- Directions for this task
Reproduce the lines of the material exactly, excluding every image.

- Extracted entries
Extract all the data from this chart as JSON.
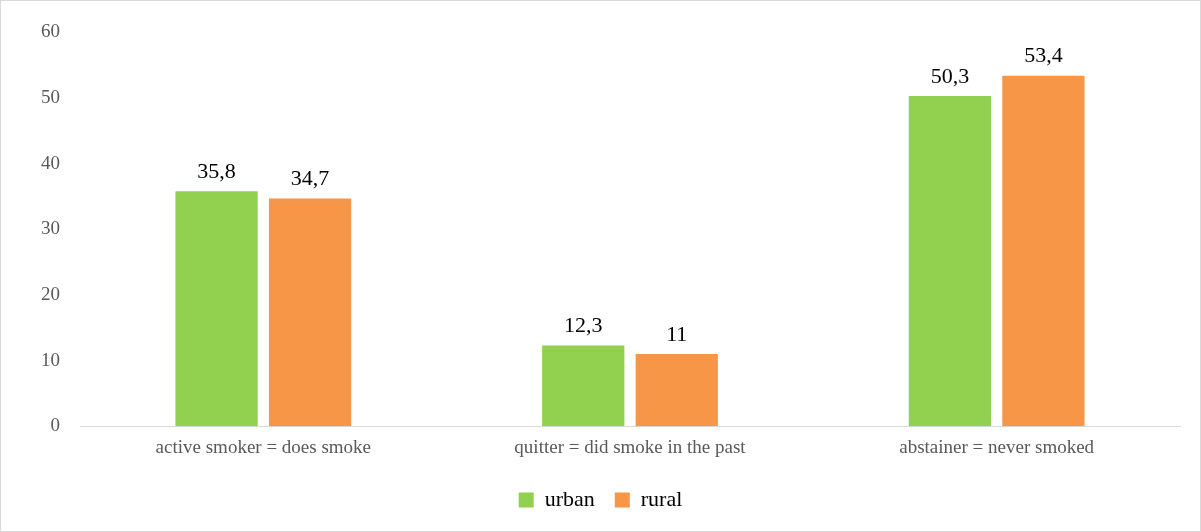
{
  "chart_data": {
    "type": "bar",
    "categories": [
      "active smoker = does smoke",
      "quitter = did smoke in the past",
      "abstainer = never smoked"
    ],
    "series": [
      {
        "name": "urban",
        "color": "#92d050",
        "values": [
          35.8,
          12.3,
          50.3
        ],
        "value_labels": [
          "35,8",
          "12,3",
          "50,3"
        ]
      },
      {
        "name": "rural",
        "color": "#f79646",
        "values": [
          34.7,
          11,
          53.4
        ],
        "value_labels": [
          "34,7",
          "11",
          "53,4"
        ]
      }
    ],
    "ylim": [
      0,
      60
    ],
    "yticks": [
      0,
      10,
      20,
      30,
      40,
      50,
      60
    ],
    "grid": false,
    "legend": "bottom"
  }
}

- In response
Extract all the data from this chart as JSON.
{
  "chart_data": {
    "type": "bar",
    "categories": [
      "active smoker = does smoke",
      "quitter = did smoke in the past",
      "abstainer = never smoked"
    ],
    "series": [
      {
        "name": "urban",
        "color": "#92d050",
        "values": [
          35.8,
          12.3,
          50.3
        ],
        "value_labels": [
          "35,8",
          "12,3",
          "50,3"
        ]
      },
      {
        "name": "rural",
        "color": "#f79646",
        "values": [
          34.7,
          11,
          53.4
        ],
        "value_labels": [
          "34,7",
          "11",
          "53,4"
        ]
      }
    ],
    "ylim": [
      0,
      60
    ],
    "yticks": [
      0,
      10,
      20,
      30,
      40,
      50,
      60
    ],
    "grid": false,
    "legend": "bottom"
  }
}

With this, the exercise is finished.